Task statement
How many lines of these records hold the string "screenshot"? Reply with the number alone.

Entries taken from a collection
--- start ---

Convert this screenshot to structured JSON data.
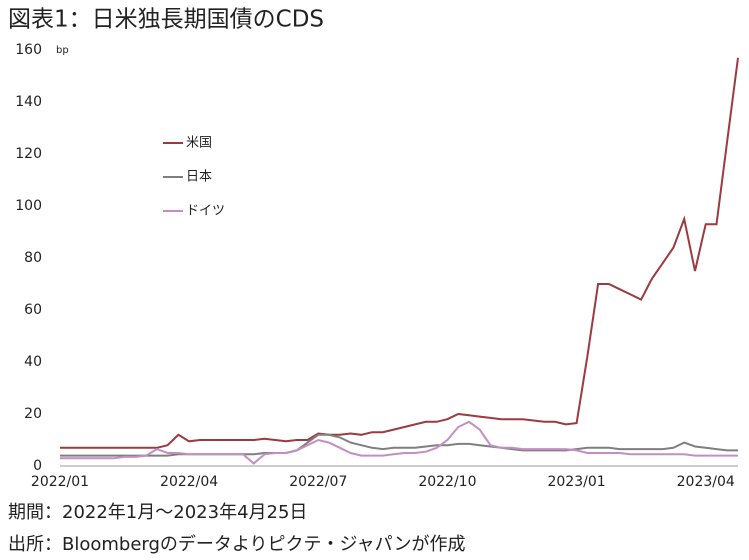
{
  "chart_data": {
    "type": "line",
    "title": "図表1：日米独長期国債のCDS",
    "y_unit": "bp",
    "categories": [
      "2022/01",
      null,
      null,
      null,
      null,
      null,
      null,
      null,
      null,
      null,
      null,
      null,
      "2022/04",
      null,
      null,
      null,
      null,
      null,
      null,
      null,
      null,
      null,
      null,
      null,
      "2022/07",
      null,
      null,
      null,
      null,
      null,
      null,
      null,
      null,
      null,
      null,
      null,
      "2022/10",
      null,
      null,
      null,
      null,
      null,
      null,
      null,
      null,
      null,
      null,
      null,
      "2023/01",
      null,
      null,
      null,
      null,
      null,
      null,
      null,
      null,
      null,
      null,
      null,
      "2023/04",
      null,
      null,
      null
    ],
    "series": [
      {
        "name": "米国",
        "color": "#9b3a3f",
        "values": [
          7,
          7,
          7,
          7,
          7,
          7,
          7,
          7,
          7,
          7,
          8,
          12,
          9.5,
          10,
          10,
          10,
          10,
          10,
          10,
          10.5,
          10,
          9.5,
          10,
          10,
          12.5,
          12,
          12,
          12.5,
          12,
          13,
          13,
          14,
          15,
          16,
          17,
          17,
          18,
          20,
          19.5,
          19,
          18.5,
          18,
          18,
          18,
          17.5,
          17,
          17,
          16,
          16.5,
          42,
          70,
          70,
          68,
          66,
          64,
          72,
          78,
          84,
          95,
          75,
          93,
          93,
          125,
          157
        ]
      },
      {
        "name": "日本",
        "color": "#7f7f7f",
        "values": [
          4,
          4,
          4,
          4,
          4,
          4,
          4,
          4,
          4,
          4,
          4,
          4.5,
          4.5,
          4.5,
          4.5,
          4.5,
          4.5,
          4.5,
          4.5,
          5,
          5,
          5,
          6,
          9,
          12,
          12,
          11,
          9,
          8,
          7,
          6.5,
          7,
          7,
          7,
          7.5,
          8,
          8,
          8.5,
          8.5,
          8,
          7.5,
          7,
          6.5,
          6,
          6,
          6,
          6,
          6,
          6.5,
          7,
          7,
          7,
          6.5,
          6.5,
          6.5,
          6.5,
          6.5,
          7,
          9,
          7.5,
          7,
          6.5,
          6,
          6
        ]
      },
      {
        "name": "ドイツ",
        "color": "#c38fc3",
        "values": [
          3,
          3,
          3,
          3,
          3,
          3,
          3.5,
          3.5,
          4,
          6.5,
          5,
          5,
          4.5,
          4.5,
          4.5,
          4.5,
          4.5,
          4.5,
          1,
          4.5,
          5,
          5,
          6,
          8,
          10,
          9,
          7,
          5,
          4,
          4,
          4,
          4.5,
          5,
          5,
          5.5,
          7,
          10,
          15,
          17,
          14,
          8,
          7,
          7,
          6.5,
          6.5,
          6.5,
          6.5,
          6.5,
          6,
          5,
          5,
          5,
          5,
          4.5,
          4.5,
          4.5,
          4.5,
          4.5,
          4.5,
          4,
          4,
          4,
          4,
          4
        ]
      }
    ],
    "ylim": [
      0,
      160
    ],
    "yticks": [
      0,
      20,
      40,
      60,
      80,
      100,
      120,
      140,
      160
    ],
    "grid": false,
    "notes": [
      "期間：2022年1月～2023年4月25日",
      "出所：Bloombergのデータよりピクテ・ジャパンが作成"
    ]
  }
}
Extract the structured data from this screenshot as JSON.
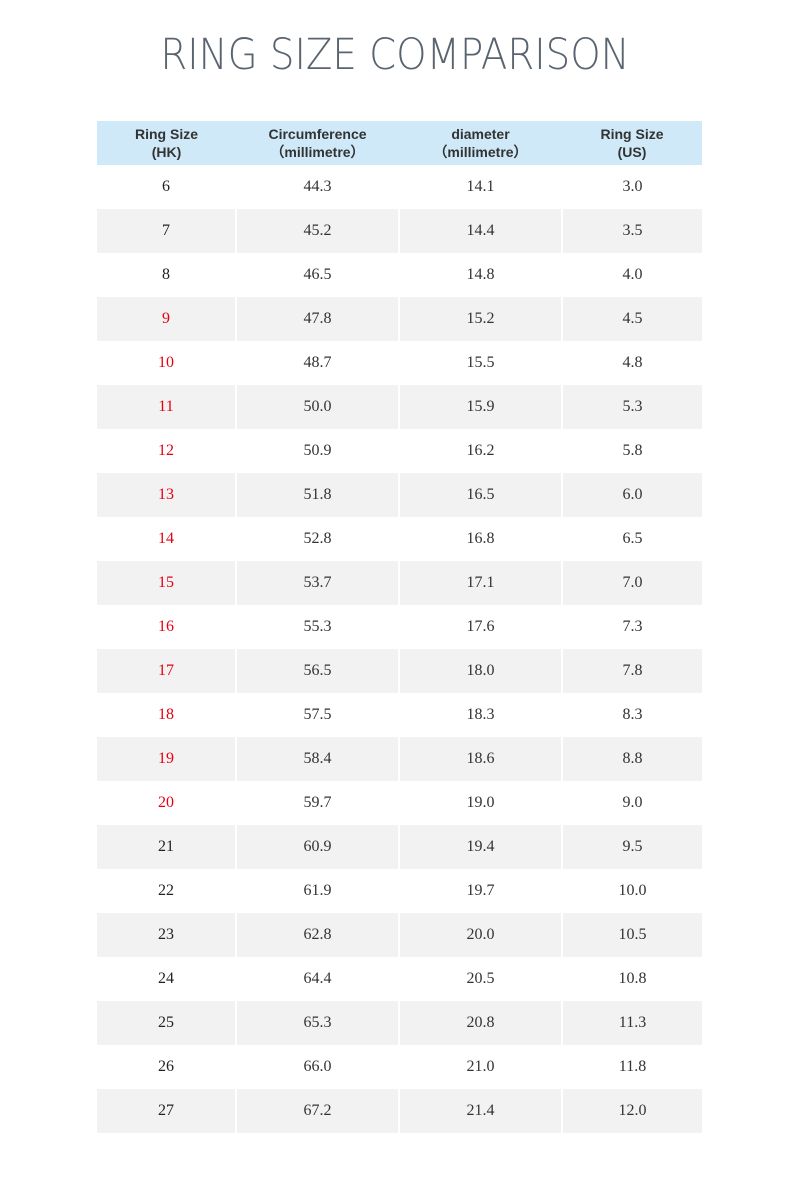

--- end ---

Expected output
2